- _THE TASK_: All of the data that follows should be retyped exactly, please, except the pictures.

- _Stored entries_:
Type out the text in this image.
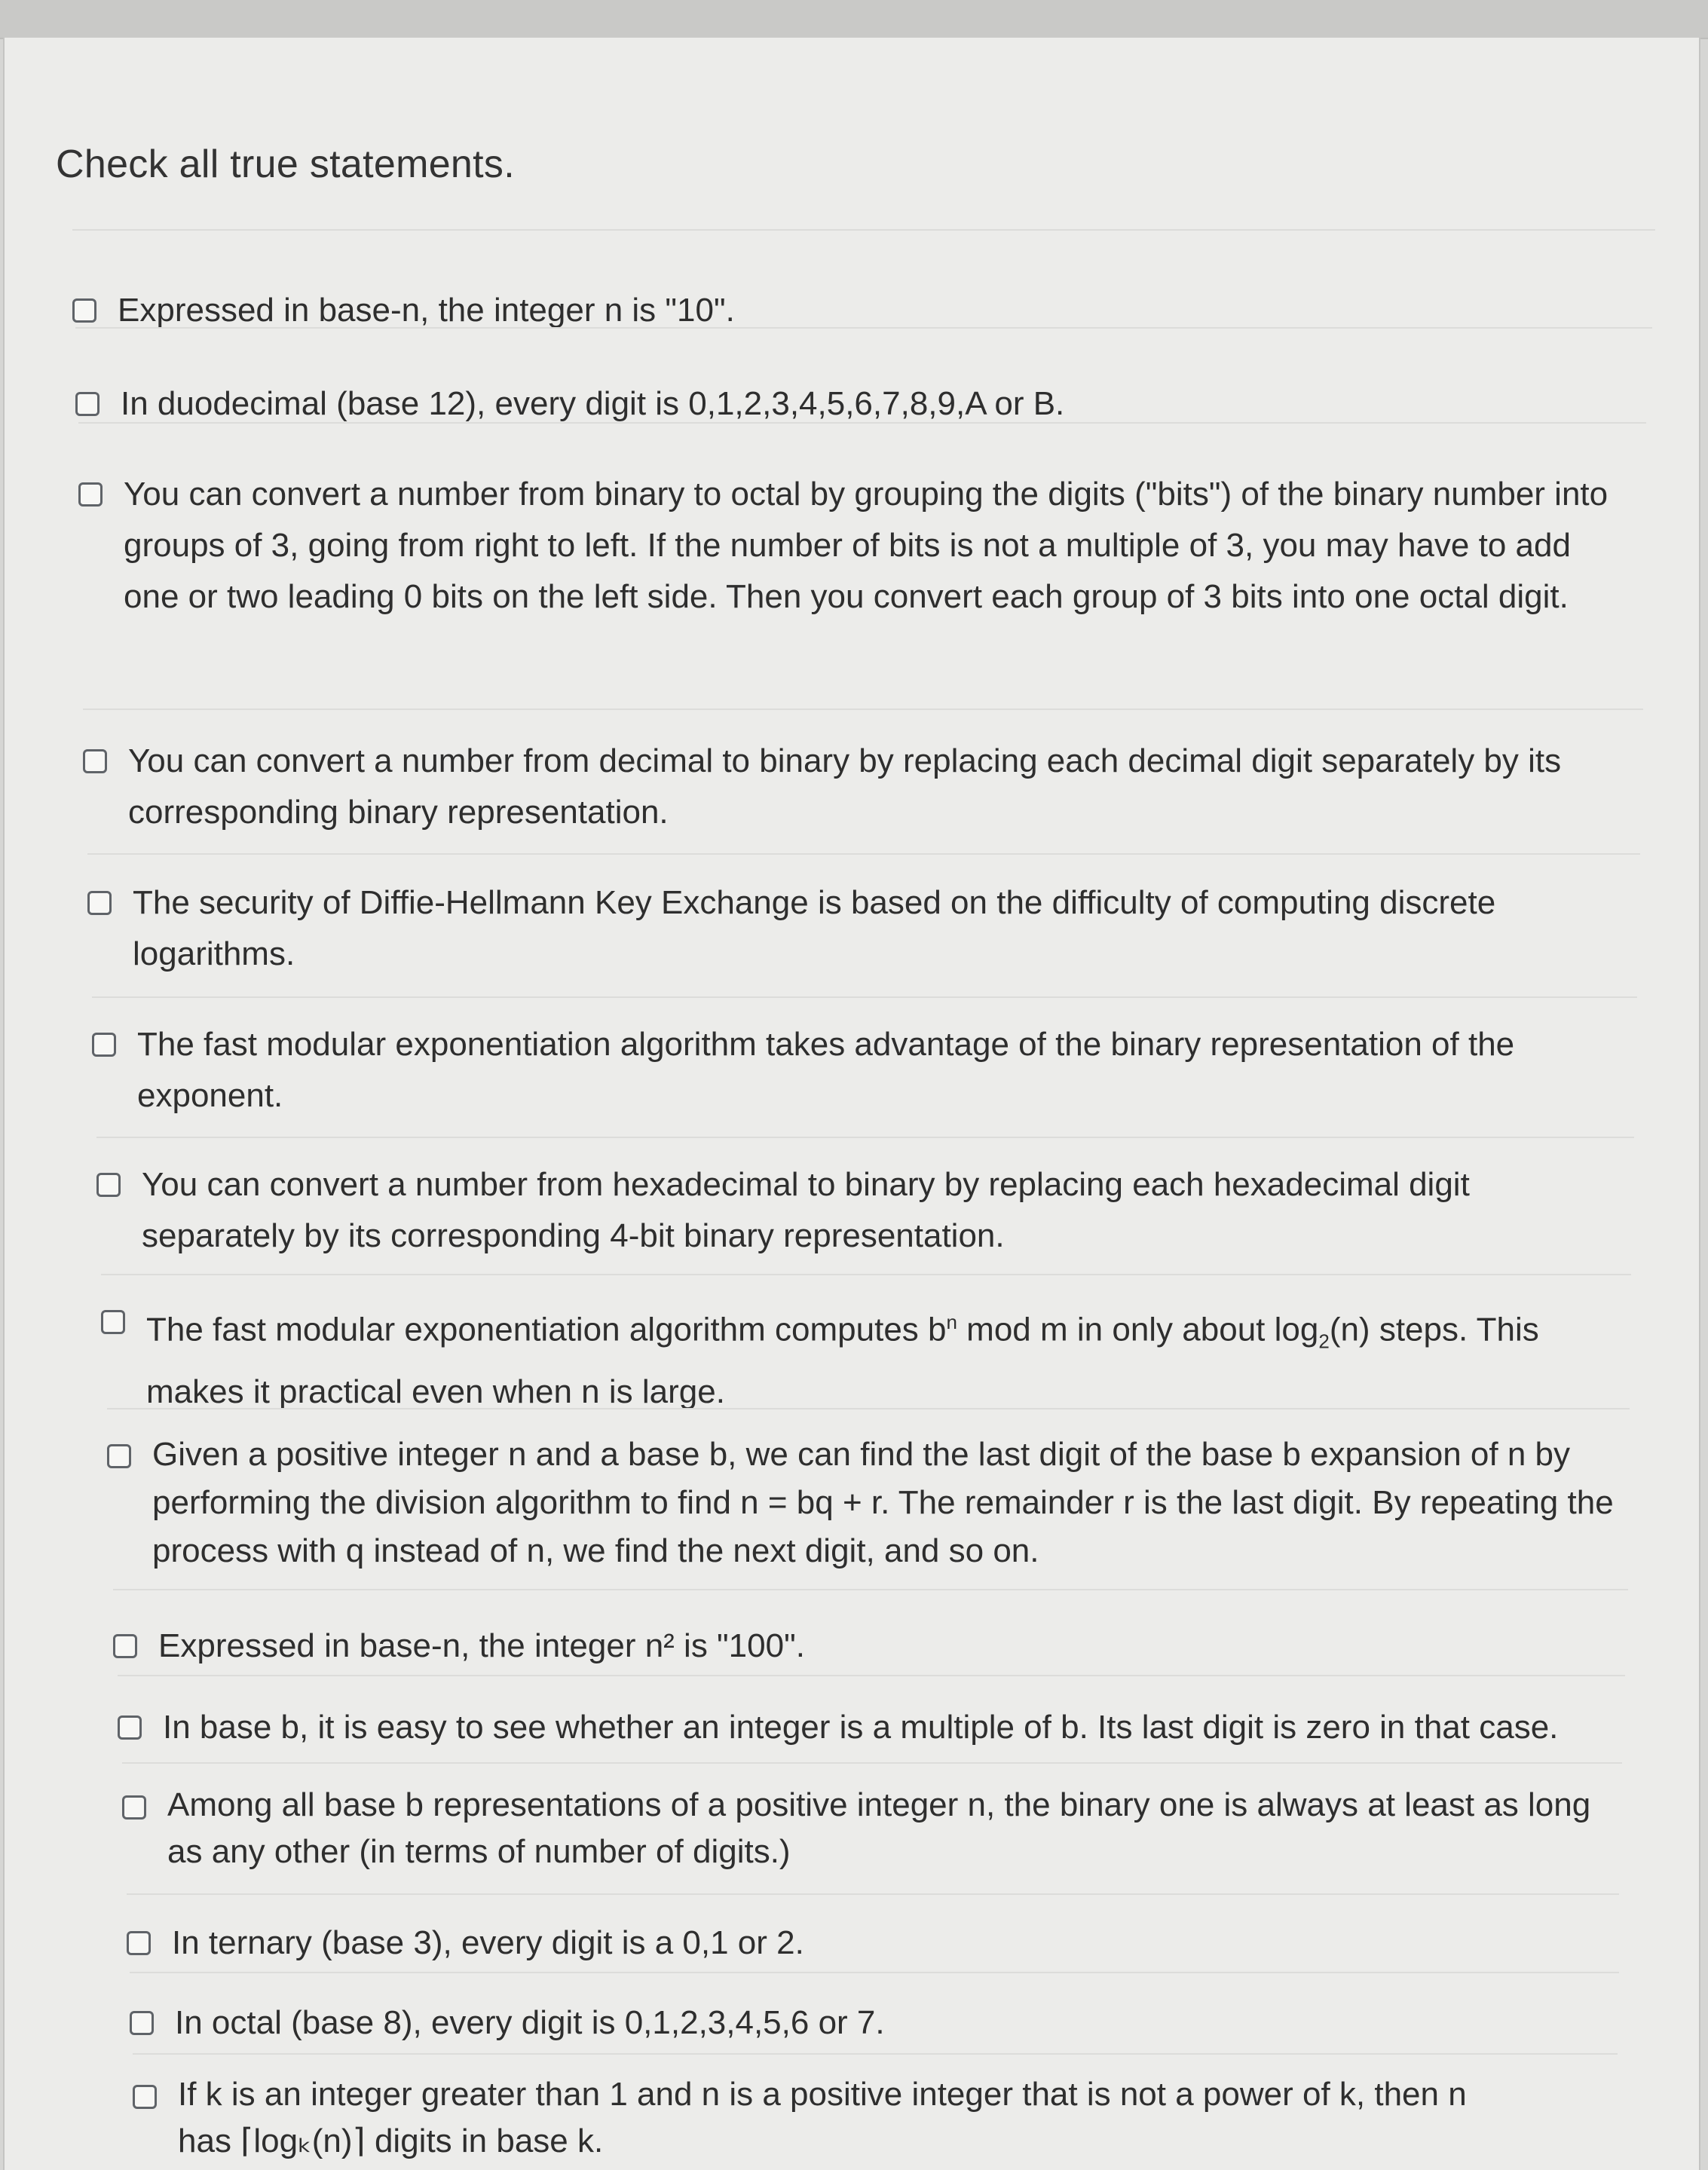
Check all true statements.

Expressed in base-n, the integer n is "10".

In duodecimal (base 12), every digit is 0,1,2,3,4,5,6,7,8,9,A or B.

You can convert a number from binary to octal by grouping the digits ("bits") of the binary number into groups of 3, going from right to left. If the number of bits is not a multiple of 3, you may have to add one or two leading 0 bits on the left side. Then you convert each group of 3 bits into one octal digit.

You can convert a number from decimal to binary by replacing each decimal digit separately by its corresponding binary representation.

The security of Diffie-Hellmann Key Exchange is based on the difficulty of computing discrete logarithms.

The fast modular exponentiation algorithm takes advantage of the binary representation of the exponent.

You can convert a number from hexadecimal to binary by replacing each hexadecimal digit separately by its corresponding 4-bit binary representation.

The fast modular exponentiation algorithm computes $b^n$ mod m in only about $\log_2(n)$ steps. This makes it practical even when n is large.

Given a positive integer n and a base b, we can find the last digit of the base b expansion of n by performing the division algorithm to find n = bq + r. The remainder r is the last digit. By repeating the process with q instead of n, we find the next digit, and so on.

Expressed in base-n, the integer n² is "100".

In base b, it is easy to see whether an integer is a multiple of b. Its last digit is zero in that case.

Among all base b representations of a positive integer n, the binary one is always at least as long as any other (in terms of number of digits.)

In ternary (base 3), every digit is a 0,1 or 2.

In octal (base 8), every digit is 0,1,2,3,4,5,6 or 7.

If k is an integer greater than 1 and n is a positive integer that is not a power of k, then n has ⌈logₖ(n)⌉ digits in base k.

- _EXERCISE OUTPUT_:
Type out the text in this image.
Check all true statements.

Expressed in base-n, the integer n is "10".

In duodecimal (base 12), every digit is 0,1,2,3,4,5,6,7,8,9,A or B.

You can convert a number from binary to octal by grouping the digits ("bits") of the binary number into groups of 3, going from right to left. If the number of bits is not a multiple of 3, you may have to add one or two leading 0 bits on the left side. Then you convert each group of 3 bits into one octal digit.

You can convert a number from decimal to binary by replacing each decimal digit separately by its corresponding binary representation.

The security of Diffie-Hellmann Key Exchange is based on the difficulty of computing discrete logarithms.

The fast modular exponentiation algorithm takes advantage of the binary representation of the exponent.

You can convert a number from hexadecimal to binary by replacing each hexadecimal digit separately by its corresponding 4-bit binary representation.

The fast modular exponentiation algorithm computes $b^n$ mod m in only about $\log_2(n)$ steps. This makes it practical even when n is large.

Given a positive integer n and a base b, we can find the last digit of the base b expansion of n by performing the division algorithm to find n = bq + r. The remainder r is the last digit. By repeating the process with q instead of n, we find the next digit, and so on.

Expressed in base-n, the integer n² is "100".

In base b, it is easy to see whether an integer is a multiple of b. Its last digit is zero in that case.

Among all base b representations of a positive integer n, the binary one is always at least as long as any other (in terms of number of digits.)

In ternary (base 3), every digit is a 0,1 or 2.

In octal (base 8), every digit is 0,1,2,3,4,5,6 or 7.

If k is an integer greater than 1 and n is a positive integer that is not a power of k, then n has ⌈logₖ(n)⌉ digits in base k.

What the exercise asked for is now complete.